Where does the string "pojazdu" appear? Copy every line of the entries below that holds it.

## start

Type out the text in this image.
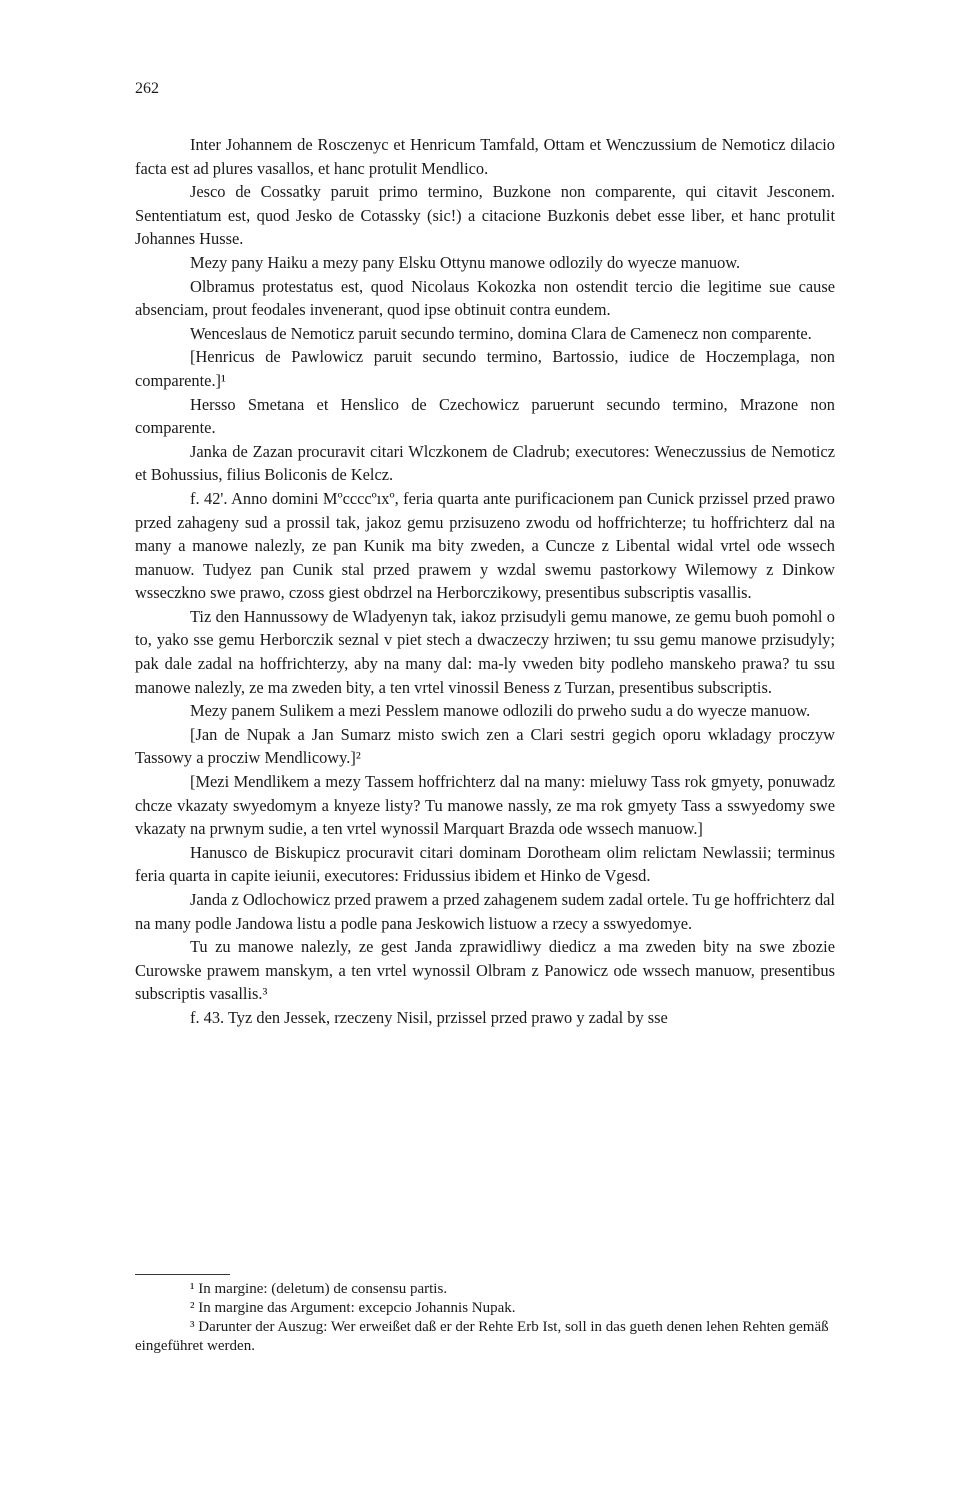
262

Inter Johannem de Rosczenyc et Henricum Tamfald, Ottam et Wenczussium de Nemoticz dilacio facta est ad plures vasallos, et hanc protulit Mendlico.

Jesco de Cossatky paruit primo termino, Buzkone non comparente, qui citavit Jesconem. Sententiatum est, quod Jesko de Cotassky (sic!) a citacione Buzkonis debet esse liber, et hanc protulit Johannes Husse.

Mezy pany Haiku a mezy pany Elsku Ottynu manowe odlozily do wyecze manuow.

Olbramus protestatus est, quod Nicolaus Kokozka non ostendit tercio die legitime sue cause absenciam, prout feodales invenerant, quod ipse obtinuit contra eundem.

Wenceslaus de Nemoticz paruit secundo termino, domina Clara de Camenecz non comparente.

[Henricus de Pawlowicz paruit secundo termino, Bartossio, iudice de Hoczemplaga, non comparente.]¹

Hersso Smetana et Henslico de Czechowicz paruerunt secundo termino, Mrazone non comparente.

Janka de Zazan procuravit citari Wlczkonem de Cladrub; executores: Weneczussius de Nemoticz et Bohussius, filius Boliconis de Kelcz.

f. 42'. Anno domini Mºccccºıxº, feria quarta ante purificacionem pan Cunick przissel przed prawo przed zahageny sud a prossil tak, jakoz gemu przisuzeno zwodu od hoffrichterze; tu hoffrichterz dal na many a manowe nalezly, ze pan Kunik ma bity zweden, a Cuncze z Libental widal vrtel ode wssech manuow. Tudyez pan Cunik stal przed prawem y wzdal swemu pastorkowy Wilemowy z Dinkow wsseczkno swe prawo, czoss giest obdrzel na Herborczikowy, presentibus subscriptis vasallis.

Tiz den Hannussowy de Wladyenyn tak, iakoz przisudyli gemu manowe, ze gemu buoh pomohl o to, yako sse gemu Herborczik seznal v piet stech a dwaczeczy hrziwen; tu ssu gemu manowe przisudyly; pak dale zadal na hoffrichterzy, aby na many dal: ma-ly vweden bity podleho manskeho prawa? tu ssu manowe nalezly, ze ma zweden bity, a ten vrtel vinossil Beness z Turzan, presentibus subscriptis.

Mezy panem Sulikem a mezi Pesslem manowe odlozili do prweho sudu a do wyecze manuow.

[Jan de Nupak a Jan Sumarz misto swich zen a Clari sestri gegich oporu wkladagy proczyw Tassowy a procziw Mendlicowy.]²

[Mezi Mendlikem a mezy Tassem hoffrichterz dal na many: mieluwy Tass rok gmyety, ponuwadz chcze vkazaty swyedomym a knyeze listy? Tu manowe nassly, ze ma rok gmyety Tass a sswyedomy swe vkazaty na prwnym sudie, a ten vrtel wynossil Marquart Brazda ode wssech manuow.]

Hanusco de Biskupicz procuravit citari dominam Dorotheam olim relictam Newlassii; terminus feria quarta in capite ieiunii, executores: Fridussius ibidem et Hinko de Vgesd.

Janda z Odlochowicz przed prawem a przed zahagenem sudem zadal ortele. Tu ge hoffrichterz dal na many podle Jandowa listu a podle pana Jeskowich listuow a rzecy a sswyedomye.

Tu zu manowe nalezly, ze gest Janda zprawidliwy diedicz a ma zweden bity na swe zbozie Curowske prawem manskym, a ten vrtel wynossil Olbram z Panowicz ode wssech manuow, presentibus subscriptis vasallis.³

f. 43. Tyz den Jessek, rzeczeny Nisil, przissel przed prawo y zadal by sse

¹ In margine: (deletum) de consensu partis.

² In margine das Argument: excepcio Johannis Nupak.

³ Darunter der Auszug: Wer erweißet daß er der Rehte Erb Ist, soll in das gueth denen lehen Rehten gemäß eingeführet werden.
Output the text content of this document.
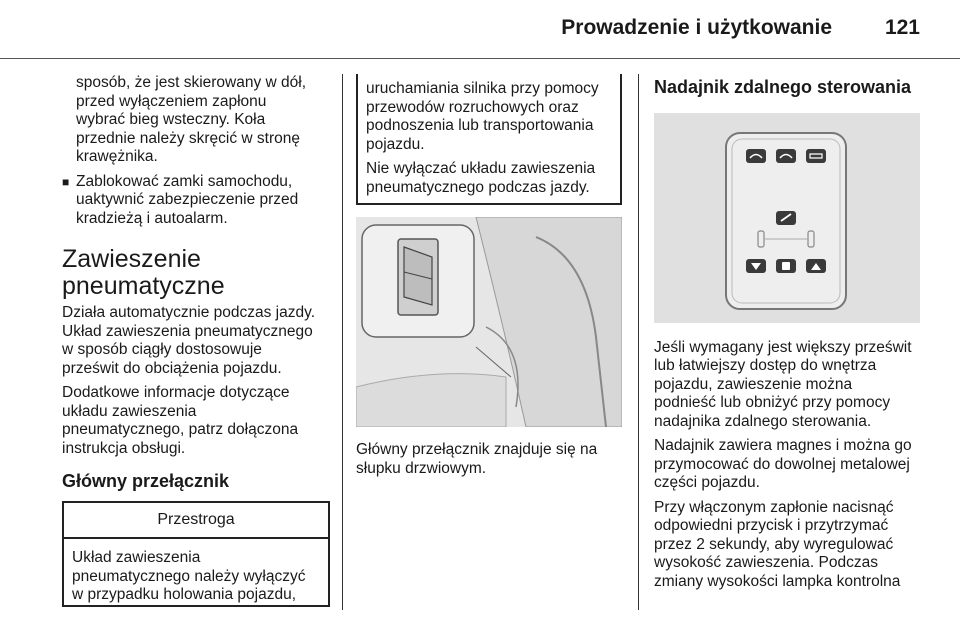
Prowadzenie i użytkowanie	121
sposób, że jest skierowany w dół,
przed wyłączeniem zapłonu
wybrać bieg wsteczny. Koła
przednie należy skręcić w stronę
krawężnika.
■ Zablokować zamki samochodu,
uaktywnić zabezpieczenie przed
kradzieżą i autoalarm.
Zawieszenie
pneumatyczne

Działa automatycznie podczas jazdy.
Układ zawieszenia pneumatycznego
w sposób ciągły dostosowuje
prześwit do obciążenia pojazdu.

Dodatkowe informacje dotyczące
układu zawieszenia
pneumatycznego, patrz dołączona
instrukcja obsługi.

Główny przełącznik
Przestroga
Układ zawieszenia
pneumatycznego należy wyłączyć
w przypadku holowania pojazdu,
uruchamiania silnika przy pomocy
przewodów rozruchowych oraz
podnoszenia lub transportowania
pojazdu.
Nie wyłączać układu zawieszenia
pneumatycznego podczas jazdy.
Główny przełącznik znajduje się na
słupku drzwiowym.
Nadajnik zdalnego sterowania

Jeśli wymagany jest większy prześwit
lub łatwiejszy dostęp do wnętrza
pojazdu, zawieszenie można
podnieść lub obniżyć przy pomocy
nadajnika zdalnego sterowania.

Nadajnik zawiera magnes i można go
przymocować do dowolnej metalowej
części pojazdu.

Przy włączonym zapłonie nacisnąć
odpowiedni przycisk i przytrzymać
przez 2 sekundy, aby wyregulować
wysokość zawieszenia. Podczas
zmiany wysokości lampka kontrolna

## end

• OUTPUT OF THE TASK:
prześwit do obciążenia pojazdu.
w przypadku holowania pojazdu,
pojazdu.
pojazdu, zawieszenie można
części pojazdu.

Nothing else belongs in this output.